* **YOUR GOAL**:
Rewrite the lines of all the records below, changing "output-line" to "console-line" wherever it occurs and leaving the rest untouched.

[Layout element annotations]
>>>>>

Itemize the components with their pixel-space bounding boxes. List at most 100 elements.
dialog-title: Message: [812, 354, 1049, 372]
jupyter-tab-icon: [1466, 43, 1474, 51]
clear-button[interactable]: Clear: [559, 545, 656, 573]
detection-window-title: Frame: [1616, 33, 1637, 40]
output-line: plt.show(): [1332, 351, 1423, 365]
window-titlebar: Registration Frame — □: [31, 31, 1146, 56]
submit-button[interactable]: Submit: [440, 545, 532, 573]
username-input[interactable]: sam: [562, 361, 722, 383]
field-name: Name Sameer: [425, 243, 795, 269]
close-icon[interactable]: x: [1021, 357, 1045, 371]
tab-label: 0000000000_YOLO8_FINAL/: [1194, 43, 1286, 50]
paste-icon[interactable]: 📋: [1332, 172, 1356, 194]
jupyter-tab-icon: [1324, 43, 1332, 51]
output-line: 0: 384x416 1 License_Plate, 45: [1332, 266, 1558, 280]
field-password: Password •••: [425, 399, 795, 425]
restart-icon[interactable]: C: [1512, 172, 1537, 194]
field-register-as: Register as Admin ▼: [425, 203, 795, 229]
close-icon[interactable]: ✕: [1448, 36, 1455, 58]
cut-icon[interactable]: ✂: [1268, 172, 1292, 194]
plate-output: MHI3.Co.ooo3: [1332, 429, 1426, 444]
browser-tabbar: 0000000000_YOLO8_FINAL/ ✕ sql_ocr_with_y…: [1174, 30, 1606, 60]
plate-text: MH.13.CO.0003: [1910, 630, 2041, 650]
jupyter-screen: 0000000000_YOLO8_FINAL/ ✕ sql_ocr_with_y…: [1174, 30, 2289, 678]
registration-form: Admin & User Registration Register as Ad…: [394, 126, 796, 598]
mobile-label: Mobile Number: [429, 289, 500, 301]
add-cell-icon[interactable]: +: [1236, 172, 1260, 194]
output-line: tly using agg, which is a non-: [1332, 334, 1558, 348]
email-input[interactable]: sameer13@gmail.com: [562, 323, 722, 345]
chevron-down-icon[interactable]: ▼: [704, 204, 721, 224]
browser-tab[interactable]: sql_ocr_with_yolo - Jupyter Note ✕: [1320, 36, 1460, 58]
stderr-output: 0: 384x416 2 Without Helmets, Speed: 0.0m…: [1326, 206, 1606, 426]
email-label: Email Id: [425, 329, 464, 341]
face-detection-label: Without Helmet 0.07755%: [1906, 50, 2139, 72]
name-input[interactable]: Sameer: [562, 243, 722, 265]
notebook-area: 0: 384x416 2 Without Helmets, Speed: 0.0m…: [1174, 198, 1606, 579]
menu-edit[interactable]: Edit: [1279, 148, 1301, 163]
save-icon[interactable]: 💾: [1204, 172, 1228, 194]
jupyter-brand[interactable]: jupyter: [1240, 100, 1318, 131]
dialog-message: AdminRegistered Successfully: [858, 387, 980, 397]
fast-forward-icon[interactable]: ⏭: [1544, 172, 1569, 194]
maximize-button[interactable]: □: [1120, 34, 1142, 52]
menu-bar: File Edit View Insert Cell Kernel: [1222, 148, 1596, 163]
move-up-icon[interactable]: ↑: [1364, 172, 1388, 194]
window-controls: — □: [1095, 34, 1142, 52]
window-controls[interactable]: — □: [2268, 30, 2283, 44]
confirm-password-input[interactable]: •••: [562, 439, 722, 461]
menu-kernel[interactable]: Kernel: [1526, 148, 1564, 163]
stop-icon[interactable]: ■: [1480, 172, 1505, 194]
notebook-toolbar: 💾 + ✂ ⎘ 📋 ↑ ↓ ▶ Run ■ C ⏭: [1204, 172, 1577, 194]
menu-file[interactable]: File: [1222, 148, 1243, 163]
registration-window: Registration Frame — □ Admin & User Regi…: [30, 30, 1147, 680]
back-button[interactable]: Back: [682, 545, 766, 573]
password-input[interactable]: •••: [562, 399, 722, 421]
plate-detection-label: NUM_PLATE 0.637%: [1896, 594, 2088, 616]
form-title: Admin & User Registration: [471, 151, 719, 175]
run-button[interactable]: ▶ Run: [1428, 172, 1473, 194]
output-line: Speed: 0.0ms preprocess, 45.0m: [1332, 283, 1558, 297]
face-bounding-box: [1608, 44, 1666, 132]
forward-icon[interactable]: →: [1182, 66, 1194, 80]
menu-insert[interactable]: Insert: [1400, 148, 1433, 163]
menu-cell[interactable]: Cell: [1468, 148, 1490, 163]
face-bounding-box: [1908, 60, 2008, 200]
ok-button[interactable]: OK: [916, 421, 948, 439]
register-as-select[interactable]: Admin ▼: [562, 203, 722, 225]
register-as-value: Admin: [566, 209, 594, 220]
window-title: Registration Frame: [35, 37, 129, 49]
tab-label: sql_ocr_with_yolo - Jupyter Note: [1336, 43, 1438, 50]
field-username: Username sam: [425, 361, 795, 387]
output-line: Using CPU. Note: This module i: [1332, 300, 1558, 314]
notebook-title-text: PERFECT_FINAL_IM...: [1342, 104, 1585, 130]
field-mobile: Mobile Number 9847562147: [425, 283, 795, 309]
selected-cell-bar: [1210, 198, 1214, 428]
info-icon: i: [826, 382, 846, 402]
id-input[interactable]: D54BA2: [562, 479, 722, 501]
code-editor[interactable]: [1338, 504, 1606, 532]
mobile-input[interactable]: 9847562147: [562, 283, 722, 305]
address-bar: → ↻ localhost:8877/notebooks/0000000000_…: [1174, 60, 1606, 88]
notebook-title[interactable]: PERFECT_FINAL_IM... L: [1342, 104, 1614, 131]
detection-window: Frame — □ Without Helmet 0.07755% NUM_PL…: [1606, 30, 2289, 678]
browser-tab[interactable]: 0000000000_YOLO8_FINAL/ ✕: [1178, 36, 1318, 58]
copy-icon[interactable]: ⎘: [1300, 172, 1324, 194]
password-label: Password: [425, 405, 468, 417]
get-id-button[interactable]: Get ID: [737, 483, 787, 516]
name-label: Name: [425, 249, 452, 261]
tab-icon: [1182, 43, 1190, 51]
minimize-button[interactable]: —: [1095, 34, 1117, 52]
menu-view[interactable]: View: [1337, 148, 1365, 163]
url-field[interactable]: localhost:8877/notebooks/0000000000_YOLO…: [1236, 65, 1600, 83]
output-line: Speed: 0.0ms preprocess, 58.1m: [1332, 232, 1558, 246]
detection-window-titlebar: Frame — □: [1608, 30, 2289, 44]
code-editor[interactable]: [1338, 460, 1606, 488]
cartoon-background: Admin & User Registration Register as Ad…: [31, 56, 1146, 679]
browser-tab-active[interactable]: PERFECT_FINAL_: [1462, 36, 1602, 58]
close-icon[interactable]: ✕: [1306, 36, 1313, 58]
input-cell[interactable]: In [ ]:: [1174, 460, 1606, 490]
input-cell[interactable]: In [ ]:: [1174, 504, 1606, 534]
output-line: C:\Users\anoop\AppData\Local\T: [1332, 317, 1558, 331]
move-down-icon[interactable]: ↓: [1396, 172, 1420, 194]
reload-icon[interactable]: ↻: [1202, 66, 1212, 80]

<<<<<

* **RESPONSE TO THIS EXERCISE**:
Itemize the components with their pixel-space bounding boxes. List at most 100 elements.
dialog-title: Message: [812, 354, 1049, 372]
jupyter-tab-icon: [1466, 43, 1474, 51]
clear-button[interactable]: Clear: [559, 545, 656, 573]
detection-window-title: Frame: [1616, 33, 1637, 40]
console-line: plt.show(): [1332, 351, 1423, 365]
window-titlebar: Registration Frame — □: [31, 31, 1146, 56]
submit-button[interactable]: Submit: [440, 545, 532, 573]
username-input[interactable]: sam: [562, 361, 722, 383]
field-name: Name Sameer: [425, 243, 795, 269]
close-icon[interactable]: x: [1021, 357, 1045, 371]
tab-label: 0000000000_YOLO8_FINAL/: [1194, 43, 1286, 50]
paste-icon[interactable]: 📋: [1332, 172, 1356, 194]
jupyter-tab-icon: [1324, 43, 1332, 51]
console-line: 0: 384x416 1 License_Plate, 45: [1332, 266, 1558, 280]
field-password: Password •••: [425, 399, 795, 425]
restart-icon[interactable]: C: [1512, 172, 1537, 194]
field-register-as: Register as Admin ▼: [425, 203, 795, 229]
close-icon[interactable]: ✕: [1448, 36, 1455, 58]
cut-icon[interactable]: ✂: [1268, 172, 1292, 194]
plate-output: MHI3.Co.ooo3: [1332, 429, 1426, 444]
browser-tabbar: 0000000000_YOLO8_FINAL/ ✕ sql_ocr_with_y…: [1174, 30, 1606, 60]
plate-text: MH.13.CO.0003: [1910, 630, 2041, 650]
jupyter-screen: 0000000000_YOLO8_FINAL/ ✕ sql_ocr_with_y…: [1174, 30, 2289, 678]
registration-form: Admin & User Registration Register as Ad…: [394, 126, 796, 598]
mobile-label: Mobile Number: [429, 289, 500, 301]
add-cell-icon[interactable]: +: [1236, 172, 1260, 194]
console-line: tly using agg, which is a non-: [1332, 334, 1558, 348]
email-input[interactable]: sameer13@gmail.com: [562, 323, 722, 345]
chevron-down-icon[interactable]: ▼: [704, 204, 721, 224]
browser-tab[interactable]: sql_ocr_with_yolo - Jupyter Note ✕: [1320, 36, 1460, 58]
stderr-output: 0: 384x416 2 Without Helmets, Speed: 0.0m…: [1326, 206, 1606, 426]
email-label: Email Id: [425, 329, 464, 341]
face-detection-label: Without Helmet 0.07755%: [1906, 50, 2139, 72]
name-input[interactable]: Sameer: [562, 243, 722, 265]
notebook-area: 0: 384x416 2 Without Helmets, Speed: 0.0m…: [1174, 198, 1606, 579]
menu-edit[interactable]: Edit: [1279, 148, 1301, 163]
save-icon[interactable]: 💾: [1204, 172, 1228, 194]
jupyter-brand[interactable]: jupyter: [1240, 100, 1318, 131]
dialog-message: AdminRegistered Successfully: [858, 387, 980, 397]
fast-forward-icon[interactable]: ⏭: [1544, 172, 1569, 194]
maximize-button[interactable]: □: [1120, 34, 1142, 52]
menu-bar: File Edit View Insert Cell Kernel: [1222, 148, 1596, 163]
move-up-icon[interactable]: ↑: [1364, 172, 1388, 194]
window-controls: — □: [1095, 34, 1142, 52]
window-controls[interactable]: — □: [2268, 30, 2283, 44]
confirm-password-input[interactable]: •••: [562, 439, 722, 461]
menu-kernel[interactable]: Kernel: [1526, 148, 1564, 163]
stop-icon[interactable]: ■: [1480, 172, 1505, 194]
notebook-toolbar: 💾 + ✂ ⎘ 📋 ↑ ↓ ▶ Run ■ C ⏭: [1204, 172, 1577, 194]
menu-file[interactable]: File: [1222, 148, 1243, 163]
registration-window: Registration Frame — □ Admin & User Regi…: [30, 30, 1147, 680]
back-button[interactable]: Back: [682, 545, 766, 573]
password-input[interactable]: •••: [562, 399, 722, 421]
plate-detection-label: NUM_PLATE 0.637%: [1896, 594, 2088, 616]
form-title: Admin & User Registration: [471, 151, 719, 175]
run-button[interactable]: ▶ Run: [1428, 172, 1473, 194]
console-line: Speed: 0.0ms preprocess, 45.0m: [1332, 283, 1558, 297]
face-bounding-box: [1608, 44, 1666, 132]
forward-icon[interactable]: →: [1182, 66, 1194, 80]
menu-insert[interactable]: Insert: [1400, 148, 1433, 163]
menu-cell[interactable]: Cell: [1468, 148, 1490, 163]
face-bounding-box: [1908, 60, 2008, 200]
ok-button[interactable]: OK: [916, 421, 948, 439]
register-as-select[interactable]: Admin ▼: [562, 203, 722, 225]
register-as-value: Admin: [566, 209, 594, 220]
window-title: Registration Frame: [35, 37, 129, 49]
tab-label: sql_ocr_with_yolo - Jupyter Note: [1336, 43, 1438, 50]
field-username: Username sam: [425, 361, 795, 387]
console-line: Using CPU. Note: This module i: [1332, 300, 1558, 314]
notebook-title-text: PERFECT_FINAL_IM...: [1342, 104, 1585, 130]
field-mobile: Mobile Number 9847562147: [425, 283, 795, 309]
selected-cell-bar: [1210, 198, 1214, 428]
info-icon: i: [826, 382, 846, 402]
id-input[interactable]: D54BA2: [562, 479, 722, 501]
code-editor[interactable]: [1338, 504, 1606, 532]
mobile-input[interactable]: 9847562147: [562, 283, 722, 305]
address-bar: → ↻ localhost:8877/notebooks/0000000000_…: [1174, 60, 1606, 88]
notebook-title[interactable]: PERFECT_FINAL_IM... L: [1342, 104, 1614, 131]
detection-window: Frame — □ Without Helmet 0.07755% NUM_PL…: [1606, 30, 2289, 678]
browser-tab[interactable]: 0000000000_YOLO8_FINAL/ ✕: [1178, 36, 1318, 58]
copy-icon[interactable]: ⎘: [1300, 172, 1324, 194]
password-label: Password: [425, 405, 468, 417]
get-id-button[interactable]: Get ID: [737, 483, 787, 516]
name-label: Name: [425, 249, 452, 261]
tab-icon: [1182, 43, 1190, 51]
minimize-button[interactable]: —: [1095, 34, 1117, 52]
menu-view[interactable]: View: [1337, 148, 1365, 163]
url-field[interactable]: localhost:8877/notebooks/0000000000_YOLO…: [1236, 65, 1600, 83]
console-line: Speed: 0.0ms preprocess, 58.1m: [1332, 232, 1558, 246]
detection-window-titlebar: Frame — □: [1608, 30, 2289, 44]
code-editor[interactable]: [1338, 460, 1606, 488]
cartoon-background: Admin & User Registration Register as Ad…: [31, 56, 1146, 679]
browser-tab-active[interactable]: PERFECT_FINAL_: [1462, 36, 1602, 58]
close-icon[interactable]: ✕: [1306, 36, 1313, 58]
input-cell[interactable]: In [ ]:: [1174, 460, 1606, 490]
input-cell[interactable]: In [ ]:: [1174, 504, 1606, 534]
console-line: C:\Users\anoop\AppData\Local\T: [1332, 317, 1558, 331]
move-down-icon[interactable]: ↓: [1396, 172, 1420, 194]
reload-icon[interactable]: ↻: [1202, 66, 1212, 80]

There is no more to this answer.